> _Data provided_

%%

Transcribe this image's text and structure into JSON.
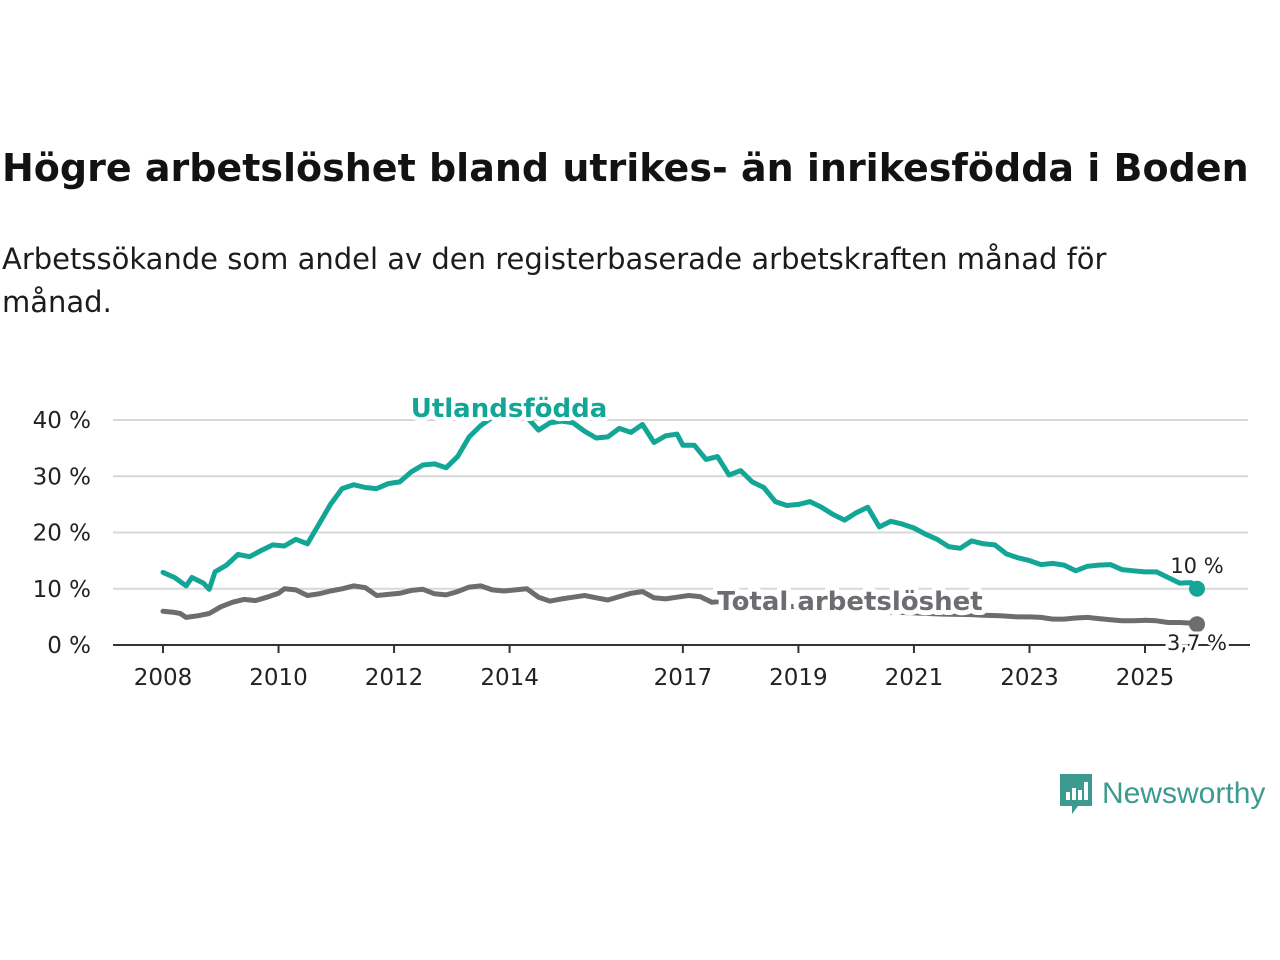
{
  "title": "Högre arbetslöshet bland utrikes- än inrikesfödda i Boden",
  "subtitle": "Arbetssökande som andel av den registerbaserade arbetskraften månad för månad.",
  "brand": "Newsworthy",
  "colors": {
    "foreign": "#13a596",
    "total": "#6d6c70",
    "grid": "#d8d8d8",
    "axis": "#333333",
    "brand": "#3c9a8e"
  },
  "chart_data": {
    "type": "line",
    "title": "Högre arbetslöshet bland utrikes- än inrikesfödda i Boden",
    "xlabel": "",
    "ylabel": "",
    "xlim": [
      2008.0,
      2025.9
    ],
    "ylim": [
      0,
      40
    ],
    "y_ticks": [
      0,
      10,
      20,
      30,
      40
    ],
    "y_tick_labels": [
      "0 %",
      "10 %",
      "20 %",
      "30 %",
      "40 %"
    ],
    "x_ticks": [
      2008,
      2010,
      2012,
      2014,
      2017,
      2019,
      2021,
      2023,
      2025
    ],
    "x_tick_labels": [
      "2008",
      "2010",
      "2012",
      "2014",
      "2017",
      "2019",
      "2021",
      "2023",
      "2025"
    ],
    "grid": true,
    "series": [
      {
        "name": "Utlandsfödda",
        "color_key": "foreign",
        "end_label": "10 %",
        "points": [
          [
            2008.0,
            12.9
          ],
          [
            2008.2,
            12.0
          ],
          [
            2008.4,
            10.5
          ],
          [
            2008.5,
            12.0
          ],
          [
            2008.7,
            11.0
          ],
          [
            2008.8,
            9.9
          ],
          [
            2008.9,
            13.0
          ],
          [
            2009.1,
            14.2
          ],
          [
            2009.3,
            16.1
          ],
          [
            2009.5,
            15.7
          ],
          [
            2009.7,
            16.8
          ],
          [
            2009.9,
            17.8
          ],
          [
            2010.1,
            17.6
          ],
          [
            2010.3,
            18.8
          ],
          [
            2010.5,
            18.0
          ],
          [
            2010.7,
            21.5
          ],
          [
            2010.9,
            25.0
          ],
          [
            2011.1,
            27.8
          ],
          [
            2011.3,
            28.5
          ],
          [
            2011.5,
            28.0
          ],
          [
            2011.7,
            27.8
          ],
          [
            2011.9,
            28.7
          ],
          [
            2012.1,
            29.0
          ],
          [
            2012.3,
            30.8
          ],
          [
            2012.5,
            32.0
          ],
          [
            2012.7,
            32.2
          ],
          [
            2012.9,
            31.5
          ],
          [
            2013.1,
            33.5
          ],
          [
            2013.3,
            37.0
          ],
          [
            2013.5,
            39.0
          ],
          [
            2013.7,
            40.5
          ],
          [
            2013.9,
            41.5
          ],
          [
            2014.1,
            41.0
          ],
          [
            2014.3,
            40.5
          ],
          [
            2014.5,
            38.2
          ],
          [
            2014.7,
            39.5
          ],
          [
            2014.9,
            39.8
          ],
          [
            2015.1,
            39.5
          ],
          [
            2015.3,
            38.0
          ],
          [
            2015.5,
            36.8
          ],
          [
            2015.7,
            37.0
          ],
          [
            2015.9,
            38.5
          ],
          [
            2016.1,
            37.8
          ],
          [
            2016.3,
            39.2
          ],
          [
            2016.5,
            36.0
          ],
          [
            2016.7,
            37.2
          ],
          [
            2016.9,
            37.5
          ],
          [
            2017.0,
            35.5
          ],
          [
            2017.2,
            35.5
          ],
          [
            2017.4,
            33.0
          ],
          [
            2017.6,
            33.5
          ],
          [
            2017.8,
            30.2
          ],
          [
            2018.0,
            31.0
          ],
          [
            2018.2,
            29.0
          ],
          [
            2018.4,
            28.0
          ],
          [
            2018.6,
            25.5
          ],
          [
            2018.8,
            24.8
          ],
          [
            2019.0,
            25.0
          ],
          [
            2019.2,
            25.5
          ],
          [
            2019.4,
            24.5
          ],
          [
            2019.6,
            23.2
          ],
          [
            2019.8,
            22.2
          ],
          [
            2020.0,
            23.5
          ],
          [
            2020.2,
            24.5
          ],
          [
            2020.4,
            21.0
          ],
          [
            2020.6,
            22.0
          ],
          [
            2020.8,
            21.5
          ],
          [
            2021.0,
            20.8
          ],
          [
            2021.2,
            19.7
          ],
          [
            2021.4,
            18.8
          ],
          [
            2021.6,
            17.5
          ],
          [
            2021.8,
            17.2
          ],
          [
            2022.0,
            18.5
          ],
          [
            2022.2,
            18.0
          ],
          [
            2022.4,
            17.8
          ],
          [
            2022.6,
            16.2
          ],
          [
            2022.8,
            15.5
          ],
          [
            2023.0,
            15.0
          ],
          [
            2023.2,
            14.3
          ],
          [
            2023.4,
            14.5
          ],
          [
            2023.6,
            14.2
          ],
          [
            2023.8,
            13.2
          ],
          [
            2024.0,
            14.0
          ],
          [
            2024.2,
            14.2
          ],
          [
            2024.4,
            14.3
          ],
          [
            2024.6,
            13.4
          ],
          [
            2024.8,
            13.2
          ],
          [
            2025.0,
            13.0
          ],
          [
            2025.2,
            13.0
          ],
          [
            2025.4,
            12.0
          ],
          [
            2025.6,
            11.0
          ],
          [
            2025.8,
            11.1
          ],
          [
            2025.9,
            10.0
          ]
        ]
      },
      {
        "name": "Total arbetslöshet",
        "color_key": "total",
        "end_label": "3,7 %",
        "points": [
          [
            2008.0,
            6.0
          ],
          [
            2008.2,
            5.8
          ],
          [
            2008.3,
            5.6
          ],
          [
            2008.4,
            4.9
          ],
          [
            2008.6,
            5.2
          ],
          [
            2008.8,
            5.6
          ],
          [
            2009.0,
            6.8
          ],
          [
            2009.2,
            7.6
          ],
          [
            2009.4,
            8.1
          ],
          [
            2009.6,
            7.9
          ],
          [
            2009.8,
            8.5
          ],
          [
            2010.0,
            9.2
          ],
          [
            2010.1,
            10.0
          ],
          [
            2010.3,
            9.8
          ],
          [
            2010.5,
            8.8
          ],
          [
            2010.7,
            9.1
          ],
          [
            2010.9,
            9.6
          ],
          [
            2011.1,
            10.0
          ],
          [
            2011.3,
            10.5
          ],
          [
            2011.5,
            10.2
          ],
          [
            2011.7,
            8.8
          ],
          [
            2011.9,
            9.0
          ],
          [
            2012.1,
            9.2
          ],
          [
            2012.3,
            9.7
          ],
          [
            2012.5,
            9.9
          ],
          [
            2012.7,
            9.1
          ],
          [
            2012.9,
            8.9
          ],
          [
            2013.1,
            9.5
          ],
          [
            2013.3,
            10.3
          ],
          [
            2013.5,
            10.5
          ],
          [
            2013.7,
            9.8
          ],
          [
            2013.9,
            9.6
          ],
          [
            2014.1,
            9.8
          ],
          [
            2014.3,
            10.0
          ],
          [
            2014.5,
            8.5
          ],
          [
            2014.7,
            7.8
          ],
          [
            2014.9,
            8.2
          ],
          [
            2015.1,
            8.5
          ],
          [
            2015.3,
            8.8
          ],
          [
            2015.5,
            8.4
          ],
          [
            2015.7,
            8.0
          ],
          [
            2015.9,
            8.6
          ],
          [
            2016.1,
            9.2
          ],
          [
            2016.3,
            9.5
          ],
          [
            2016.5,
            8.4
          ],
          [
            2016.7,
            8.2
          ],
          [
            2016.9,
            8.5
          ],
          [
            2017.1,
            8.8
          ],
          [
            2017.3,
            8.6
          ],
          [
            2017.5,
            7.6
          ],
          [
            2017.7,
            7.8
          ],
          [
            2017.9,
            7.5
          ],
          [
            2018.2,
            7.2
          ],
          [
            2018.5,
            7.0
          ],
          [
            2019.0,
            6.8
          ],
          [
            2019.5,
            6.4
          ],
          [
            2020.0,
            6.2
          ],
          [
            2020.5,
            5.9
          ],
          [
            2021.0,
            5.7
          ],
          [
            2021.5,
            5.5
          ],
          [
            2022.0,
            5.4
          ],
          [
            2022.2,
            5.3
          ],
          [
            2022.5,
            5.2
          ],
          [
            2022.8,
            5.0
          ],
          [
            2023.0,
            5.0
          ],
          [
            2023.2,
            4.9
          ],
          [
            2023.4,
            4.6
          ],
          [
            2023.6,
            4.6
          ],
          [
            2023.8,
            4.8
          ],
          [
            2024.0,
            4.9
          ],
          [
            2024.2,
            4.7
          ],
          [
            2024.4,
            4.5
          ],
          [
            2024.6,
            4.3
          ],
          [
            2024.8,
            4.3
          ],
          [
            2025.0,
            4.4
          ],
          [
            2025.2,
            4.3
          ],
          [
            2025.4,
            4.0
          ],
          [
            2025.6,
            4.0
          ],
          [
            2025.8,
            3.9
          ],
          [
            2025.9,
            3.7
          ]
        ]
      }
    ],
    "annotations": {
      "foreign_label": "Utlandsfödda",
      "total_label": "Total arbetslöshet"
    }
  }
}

%%
%%

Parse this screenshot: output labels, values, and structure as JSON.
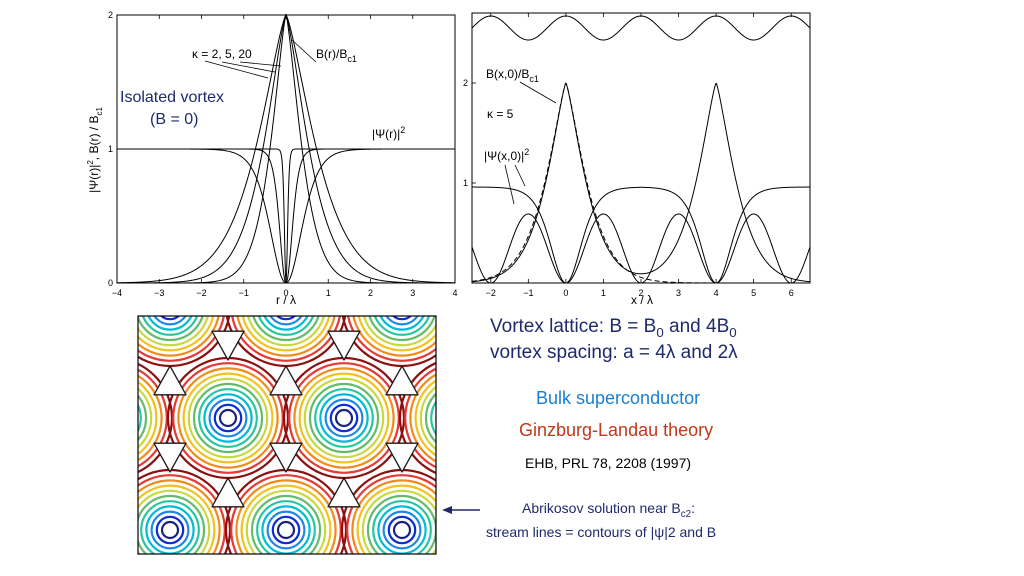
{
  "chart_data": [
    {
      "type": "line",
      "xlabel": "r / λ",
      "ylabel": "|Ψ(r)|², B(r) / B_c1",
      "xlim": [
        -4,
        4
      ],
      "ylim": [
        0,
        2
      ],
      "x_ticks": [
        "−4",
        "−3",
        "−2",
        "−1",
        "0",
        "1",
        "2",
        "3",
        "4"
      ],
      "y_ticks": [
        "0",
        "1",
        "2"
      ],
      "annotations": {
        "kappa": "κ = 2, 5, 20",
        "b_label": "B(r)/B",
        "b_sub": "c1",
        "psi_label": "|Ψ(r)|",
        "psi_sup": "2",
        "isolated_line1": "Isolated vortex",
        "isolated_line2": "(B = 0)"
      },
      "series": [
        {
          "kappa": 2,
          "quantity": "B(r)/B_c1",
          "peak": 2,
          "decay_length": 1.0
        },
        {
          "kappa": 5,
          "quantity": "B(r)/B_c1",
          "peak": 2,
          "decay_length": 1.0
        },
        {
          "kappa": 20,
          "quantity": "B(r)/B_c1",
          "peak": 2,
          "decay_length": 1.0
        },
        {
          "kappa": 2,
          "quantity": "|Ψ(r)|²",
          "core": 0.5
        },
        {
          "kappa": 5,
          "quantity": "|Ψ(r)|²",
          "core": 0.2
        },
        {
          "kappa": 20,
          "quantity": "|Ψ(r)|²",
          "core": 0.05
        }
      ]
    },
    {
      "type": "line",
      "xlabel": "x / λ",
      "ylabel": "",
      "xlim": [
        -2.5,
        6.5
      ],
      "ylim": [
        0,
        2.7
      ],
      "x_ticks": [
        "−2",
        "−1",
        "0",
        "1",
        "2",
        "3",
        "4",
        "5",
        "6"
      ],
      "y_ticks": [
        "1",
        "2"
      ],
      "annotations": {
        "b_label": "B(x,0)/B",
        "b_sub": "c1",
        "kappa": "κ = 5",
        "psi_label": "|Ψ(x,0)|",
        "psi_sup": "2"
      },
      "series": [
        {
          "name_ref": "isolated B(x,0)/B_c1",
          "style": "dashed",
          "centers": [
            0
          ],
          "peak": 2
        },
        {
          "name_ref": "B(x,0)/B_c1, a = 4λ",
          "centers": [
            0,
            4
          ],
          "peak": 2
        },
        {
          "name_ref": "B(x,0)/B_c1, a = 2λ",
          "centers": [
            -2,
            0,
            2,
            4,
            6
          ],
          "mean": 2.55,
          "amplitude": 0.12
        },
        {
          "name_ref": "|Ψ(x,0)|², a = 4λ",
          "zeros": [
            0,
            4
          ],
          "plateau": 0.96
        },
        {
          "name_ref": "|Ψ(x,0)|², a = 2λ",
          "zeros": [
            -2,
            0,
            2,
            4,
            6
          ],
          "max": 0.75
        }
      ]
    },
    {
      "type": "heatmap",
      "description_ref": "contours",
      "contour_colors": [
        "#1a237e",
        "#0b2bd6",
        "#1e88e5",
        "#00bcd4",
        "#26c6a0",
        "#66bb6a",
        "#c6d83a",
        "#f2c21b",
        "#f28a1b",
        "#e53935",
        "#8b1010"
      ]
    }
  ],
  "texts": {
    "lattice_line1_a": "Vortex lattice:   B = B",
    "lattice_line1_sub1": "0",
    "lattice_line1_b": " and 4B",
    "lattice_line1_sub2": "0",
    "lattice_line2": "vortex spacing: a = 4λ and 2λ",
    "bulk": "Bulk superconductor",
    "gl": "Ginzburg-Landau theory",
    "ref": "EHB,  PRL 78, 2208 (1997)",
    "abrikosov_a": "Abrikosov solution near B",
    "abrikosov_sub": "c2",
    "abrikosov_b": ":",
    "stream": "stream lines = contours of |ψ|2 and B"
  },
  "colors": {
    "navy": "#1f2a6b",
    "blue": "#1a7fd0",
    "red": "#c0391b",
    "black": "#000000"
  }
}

%%
%%

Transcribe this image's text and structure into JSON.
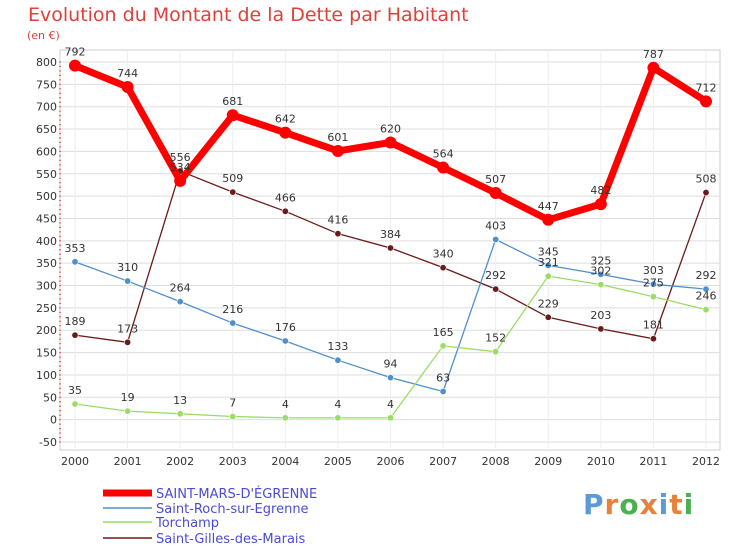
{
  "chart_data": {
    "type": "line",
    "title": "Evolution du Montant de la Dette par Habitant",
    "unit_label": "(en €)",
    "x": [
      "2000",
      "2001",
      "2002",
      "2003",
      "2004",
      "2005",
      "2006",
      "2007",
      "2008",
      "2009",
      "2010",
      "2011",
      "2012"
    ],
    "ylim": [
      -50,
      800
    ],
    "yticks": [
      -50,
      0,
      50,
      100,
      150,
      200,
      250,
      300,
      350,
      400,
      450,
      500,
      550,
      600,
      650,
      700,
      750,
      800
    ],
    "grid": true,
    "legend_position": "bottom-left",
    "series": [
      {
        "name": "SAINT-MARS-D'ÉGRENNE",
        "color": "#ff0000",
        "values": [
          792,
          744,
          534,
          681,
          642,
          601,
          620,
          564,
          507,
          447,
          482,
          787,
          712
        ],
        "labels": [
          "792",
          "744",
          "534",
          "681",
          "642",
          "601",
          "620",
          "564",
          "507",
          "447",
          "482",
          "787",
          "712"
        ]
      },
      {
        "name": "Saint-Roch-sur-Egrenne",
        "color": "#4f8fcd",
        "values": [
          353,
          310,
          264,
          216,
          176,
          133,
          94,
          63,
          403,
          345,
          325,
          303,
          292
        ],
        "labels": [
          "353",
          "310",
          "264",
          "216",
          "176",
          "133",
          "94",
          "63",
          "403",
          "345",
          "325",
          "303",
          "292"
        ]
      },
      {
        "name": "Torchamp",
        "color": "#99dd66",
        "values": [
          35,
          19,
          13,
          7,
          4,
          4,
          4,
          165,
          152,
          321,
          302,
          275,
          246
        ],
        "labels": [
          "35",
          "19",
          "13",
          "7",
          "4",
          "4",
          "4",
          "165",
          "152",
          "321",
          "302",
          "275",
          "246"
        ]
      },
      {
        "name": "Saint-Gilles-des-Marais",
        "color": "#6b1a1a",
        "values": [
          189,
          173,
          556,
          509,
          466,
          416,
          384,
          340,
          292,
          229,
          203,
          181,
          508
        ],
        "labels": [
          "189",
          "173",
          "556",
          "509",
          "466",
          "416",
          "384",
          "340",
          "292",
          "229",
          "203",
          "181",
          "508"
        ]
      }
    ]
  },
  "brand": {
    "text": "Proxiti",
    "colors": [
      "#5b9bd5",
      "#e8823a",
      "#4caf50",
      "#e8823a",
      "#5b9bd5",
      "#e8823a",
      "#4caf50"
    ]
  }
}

%%

> _Work required_
Only the number is needed here: how many lines of the records contain "bland"?

> _Solution to this task_
2